===== Texte étudié

Malvertising : quand la publicité est elle-même le problème
La plupart des publicités sont pénibles. Une petite partie est dangereuse, et cette partie porte un nom : le malvertising, de « malicious advertising ».
L'astuce, c'est que personne n'a besoin de visiter un site douteux. Les publicités sont diffusées par des régies intégrées à des milliers de sites à la fois — y compris des sites sérieux. Acheter un espace publicitaire, c'est acheter de la place, pas de la confiance. Si quelqu'un parvient à faire passer une annonce malveillante à travers le contrôle d'une régie, elle s'affiche sur des sites qui n'ont rien fait de mal.
Ce qui en découle prend le plus souvent l'une de trois formes.
La première est la fausse injonction. Une fenêtre apparaît et affirme que le navigateur est obsolète, qu'un module manque, que l'ordinateur est infecté. Le bouton en dessous ne télécharge pas une mise à jour, mais un programme. Cela fonctionne non pas parce que les gens seraient crédules, mais parce que le message se trouve exactement là où se trouvent les vrais messages.
La deuxième est la redirection. Un clic quelque part sur la page — ou aucun — ouvre une nouvelle fenêtre avec une adresse qui ressemble à celle d'une marque connue. De là, cela continue, souvent en plusieurs étapes, pour que le chemin soit difficile à remonter.

==========
===== Données fournies

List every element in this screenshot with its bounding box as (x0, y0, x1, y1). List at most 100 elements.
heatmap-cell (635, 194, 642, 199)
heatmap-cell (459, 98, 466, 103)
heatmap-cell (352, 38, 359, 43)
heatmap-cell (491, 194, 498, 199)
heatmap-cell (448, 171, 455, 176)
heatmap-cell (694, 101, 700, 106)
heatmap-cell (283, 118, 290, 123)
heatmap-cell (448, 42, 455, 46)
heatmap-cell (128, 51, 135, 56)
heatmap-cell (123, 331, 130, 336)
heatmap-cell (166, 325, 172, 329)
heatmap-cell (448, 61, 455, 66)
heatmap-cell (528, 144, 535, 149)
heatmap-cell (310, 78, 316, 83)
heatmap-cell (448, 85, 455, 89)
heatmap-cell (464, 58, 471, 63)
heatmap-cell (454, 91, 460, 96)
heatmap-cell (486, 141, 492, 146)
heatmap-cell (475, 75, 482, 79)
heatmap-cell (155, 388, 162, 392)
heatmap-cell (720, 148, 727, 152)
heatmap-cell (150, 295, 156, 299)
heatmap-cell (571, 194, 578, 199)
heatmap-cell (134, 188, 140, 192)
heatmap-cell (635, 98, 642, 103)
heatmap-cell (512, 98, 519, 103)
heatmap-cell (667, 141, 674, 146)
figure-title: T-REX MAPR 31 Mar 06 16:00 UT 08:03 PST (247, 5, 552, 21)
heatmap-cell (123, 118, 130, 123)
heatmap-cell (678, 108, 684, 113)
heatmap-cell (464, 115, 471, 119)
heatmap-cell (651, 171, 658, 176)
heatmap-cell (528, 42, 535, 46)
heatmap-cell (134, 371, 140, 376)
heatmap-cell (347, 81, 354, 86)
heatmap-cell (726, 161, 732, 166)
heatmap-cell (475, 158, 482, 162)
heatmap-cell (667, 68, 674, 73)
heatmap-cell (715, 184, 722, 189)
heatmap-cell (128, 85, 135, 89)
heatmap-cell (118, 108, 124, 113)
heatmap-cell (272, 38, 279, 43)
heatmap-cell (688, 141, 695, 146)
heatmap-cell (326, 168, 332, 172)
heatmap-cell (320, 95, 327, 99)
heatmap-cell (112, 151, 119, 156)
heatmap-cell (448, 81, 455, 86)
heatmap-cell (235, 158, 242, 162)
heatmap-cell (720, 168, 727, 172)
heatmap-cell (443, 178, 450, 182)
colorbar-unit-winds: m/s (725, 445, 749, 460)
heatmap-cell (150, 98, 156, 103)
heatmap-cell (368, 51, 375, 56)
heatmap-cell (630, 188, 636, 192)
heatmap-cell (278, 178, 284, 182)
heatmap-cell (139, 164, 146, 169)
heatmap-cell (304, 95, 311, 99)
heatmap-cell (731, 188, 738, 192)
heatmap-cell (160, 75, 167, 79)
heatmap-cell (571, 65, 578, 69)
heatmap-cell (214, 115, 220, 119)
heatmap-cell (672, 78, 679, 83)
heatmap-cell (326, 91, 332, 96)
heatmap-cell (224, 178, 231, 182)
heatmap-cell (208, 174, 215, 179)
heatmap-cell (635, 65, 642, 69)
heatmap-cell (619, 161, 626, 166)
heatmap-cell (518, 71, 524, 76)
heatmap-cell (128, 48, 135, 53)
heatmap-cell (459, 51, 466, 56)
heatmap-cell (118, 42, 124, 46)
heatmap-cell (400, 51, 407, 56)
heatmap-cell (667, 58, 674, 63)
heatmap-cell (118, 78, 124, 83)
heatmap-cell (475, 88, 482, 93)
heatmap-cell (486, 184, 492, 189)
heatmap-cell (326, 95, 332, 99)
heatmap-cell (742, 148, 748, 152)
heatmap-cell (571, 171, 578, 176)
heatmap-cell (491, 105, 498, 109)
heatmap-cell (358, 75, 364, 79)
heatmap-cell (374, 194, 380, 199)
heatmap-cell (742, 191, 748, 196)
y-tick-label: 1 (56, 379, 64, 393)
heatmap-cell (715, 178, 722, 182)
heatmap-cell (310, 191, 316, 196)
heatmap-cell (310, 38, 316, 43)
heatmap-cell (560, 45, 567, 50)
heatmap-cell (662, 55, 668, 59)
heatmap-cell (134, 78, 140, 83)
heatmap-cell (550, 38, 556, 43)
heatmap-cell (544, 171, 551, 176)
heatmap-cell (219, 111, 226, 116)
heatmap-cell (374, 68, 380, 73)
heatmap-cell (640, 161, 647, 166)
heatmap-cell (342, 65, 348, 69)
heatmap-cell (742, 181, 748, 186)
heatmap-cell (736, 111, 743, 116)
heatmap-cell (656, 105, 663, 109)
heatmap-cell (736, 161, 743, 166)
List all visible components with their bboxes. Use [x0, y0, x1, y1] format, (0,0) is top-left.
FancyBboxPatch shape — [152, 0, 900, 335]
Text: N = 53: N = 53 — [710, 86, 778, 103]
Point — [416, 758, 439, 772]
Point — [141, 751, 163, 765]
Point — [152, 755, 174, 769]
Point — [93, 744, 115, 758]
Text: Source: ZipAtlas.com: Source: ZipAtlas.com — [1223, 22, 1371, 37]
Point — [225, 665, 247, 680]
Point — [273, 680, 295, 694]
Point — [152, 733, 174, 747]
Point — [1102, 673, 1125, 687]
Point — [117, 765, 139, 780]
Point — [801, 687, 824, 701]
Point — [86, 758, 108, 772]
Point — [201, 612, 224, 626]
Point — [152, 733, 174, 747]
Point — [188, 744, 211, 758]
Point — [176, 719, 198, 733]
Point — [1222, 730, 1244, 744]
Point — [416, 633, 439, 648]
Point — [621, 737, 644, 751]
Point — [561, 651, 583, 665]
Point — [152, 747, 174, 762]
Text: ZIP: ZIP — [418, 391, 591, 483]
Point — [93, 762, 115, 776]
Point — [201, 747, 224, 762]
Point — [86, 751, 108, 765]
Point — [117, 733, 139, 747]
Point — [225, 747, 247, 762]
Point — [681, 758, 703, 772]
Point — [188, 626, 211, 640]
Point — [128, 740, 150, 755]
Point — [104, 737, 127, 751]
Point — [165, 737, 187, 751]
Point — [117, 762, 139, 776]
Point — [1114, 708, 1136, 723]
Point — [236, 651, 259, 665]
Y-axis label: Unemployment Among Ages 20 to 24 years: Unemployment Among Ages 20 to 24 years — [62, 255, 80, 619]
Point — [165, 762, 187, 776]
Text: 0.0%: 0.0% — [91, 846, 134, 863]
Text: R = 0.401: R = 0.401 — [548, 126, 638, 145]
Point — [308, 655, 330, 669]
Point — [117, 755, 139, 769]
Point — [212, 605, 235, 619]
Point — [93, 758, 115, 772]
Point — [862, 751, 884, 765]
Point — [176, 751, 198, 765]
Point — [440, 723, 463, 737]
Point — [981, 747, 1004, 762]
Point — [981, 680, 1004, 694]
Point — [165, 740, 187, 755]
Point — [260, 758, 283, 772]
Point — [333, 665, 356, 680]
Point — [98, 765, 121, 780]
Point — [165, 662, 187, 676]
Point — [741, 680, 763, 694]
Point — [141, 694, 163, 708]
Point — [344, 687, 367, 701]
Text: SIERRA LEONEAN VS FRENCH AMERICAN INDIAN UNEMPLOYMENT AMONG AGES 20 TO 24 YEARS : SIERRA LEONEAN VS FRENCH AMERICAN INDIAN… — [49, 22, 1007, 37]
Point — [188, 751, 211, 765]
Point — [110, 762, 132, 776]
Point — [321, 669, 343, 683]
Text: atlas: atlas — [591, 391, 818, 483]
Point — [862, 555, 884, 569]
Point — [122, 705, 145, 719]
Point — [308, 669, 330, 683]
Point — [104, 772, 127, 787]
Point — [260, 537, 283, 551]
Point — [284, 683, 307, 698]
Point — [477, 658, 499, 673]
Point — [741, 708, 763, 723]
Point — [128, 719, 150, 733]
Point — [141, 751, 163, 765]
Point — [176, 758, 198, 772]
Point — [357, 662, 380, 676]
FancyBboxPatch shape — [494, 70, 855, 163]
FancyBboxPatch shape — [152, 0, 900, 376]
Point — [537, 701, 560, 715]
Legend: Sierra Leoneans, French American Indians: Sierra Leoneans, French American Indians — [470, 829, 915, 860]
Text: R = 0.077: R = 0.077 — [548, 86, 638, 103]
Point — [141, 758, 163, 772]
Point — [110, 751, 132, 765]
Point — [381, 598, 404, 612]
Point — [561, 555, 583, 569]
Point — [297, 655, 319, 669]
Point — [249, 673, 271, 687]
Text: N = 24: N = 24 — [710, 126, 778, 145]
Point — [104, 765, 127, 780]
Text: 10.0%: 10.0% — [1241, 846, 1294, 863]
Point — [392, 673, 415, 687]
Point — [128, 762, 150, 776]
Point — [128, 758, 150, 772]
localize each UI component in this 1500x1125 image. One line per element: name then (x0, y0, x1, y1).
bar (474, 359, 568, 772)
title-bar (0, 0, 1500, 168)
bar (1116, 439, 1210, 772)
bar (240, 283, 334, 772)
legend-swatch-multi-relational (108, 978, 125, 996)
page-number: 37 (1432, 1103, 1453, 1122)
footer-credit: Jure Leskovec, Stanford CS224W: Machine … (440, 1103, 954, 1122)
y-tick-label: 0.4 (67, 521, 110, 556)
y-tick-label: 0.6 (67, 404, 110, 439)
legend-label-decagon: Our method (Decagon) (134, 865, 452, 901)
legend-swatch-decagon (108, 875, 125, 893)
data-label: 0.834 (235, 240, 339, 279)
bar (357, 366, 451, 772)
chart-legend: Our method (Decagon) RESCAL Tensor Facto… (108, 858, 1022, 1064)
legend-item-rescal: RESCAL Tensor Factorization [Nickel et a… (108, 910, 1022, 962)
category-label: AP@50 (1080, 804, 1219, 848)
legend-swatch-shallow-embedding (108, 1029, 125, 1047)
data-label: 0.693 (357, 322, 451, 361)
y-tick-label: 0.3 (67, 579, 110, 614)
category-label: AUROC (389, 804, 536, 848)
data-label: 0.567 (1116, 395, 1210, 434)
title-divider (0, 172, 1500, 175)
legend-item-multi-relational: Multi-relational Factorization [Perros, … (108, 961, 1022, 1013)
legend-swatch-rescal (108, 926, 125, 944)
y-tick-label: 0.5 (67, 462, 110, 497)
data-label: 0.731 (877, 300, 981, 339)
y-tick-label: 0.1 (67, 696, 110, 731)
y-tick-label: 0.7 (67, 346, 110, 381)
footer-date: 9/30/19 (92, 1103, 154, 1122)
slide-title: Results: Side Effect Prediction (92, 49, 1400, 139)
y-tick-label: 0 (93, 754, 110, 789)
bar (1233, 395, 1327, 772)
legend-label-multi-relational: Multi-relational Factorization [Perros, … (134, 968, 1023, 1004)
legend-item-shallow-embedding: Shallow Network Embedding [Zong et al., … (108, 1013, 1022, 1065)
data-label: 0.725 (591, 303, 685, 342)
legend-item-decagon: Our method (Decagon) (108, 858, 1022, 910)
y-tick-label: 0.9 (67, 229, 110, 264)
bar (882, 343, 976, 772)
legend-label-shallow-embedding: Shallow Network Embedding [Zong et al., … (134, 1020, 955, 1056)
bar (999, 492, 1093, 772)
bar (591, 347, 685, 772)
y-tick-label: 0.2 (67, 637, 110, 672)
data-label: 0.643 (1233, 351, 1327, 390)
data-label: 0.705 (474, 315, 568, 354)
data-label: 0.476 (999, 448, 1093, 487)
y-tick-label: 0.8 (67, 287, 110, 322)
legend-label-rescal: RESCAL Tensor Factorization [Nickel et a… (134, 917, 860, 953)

==========

__Consigne__.
D'après le texte sur le malvertising, que télécharge en réalité le bouton placé sous la fenêtre de la fausse injonction ?

__Réponse attendue__.
Il télécharge un programme, et non une mise à jour.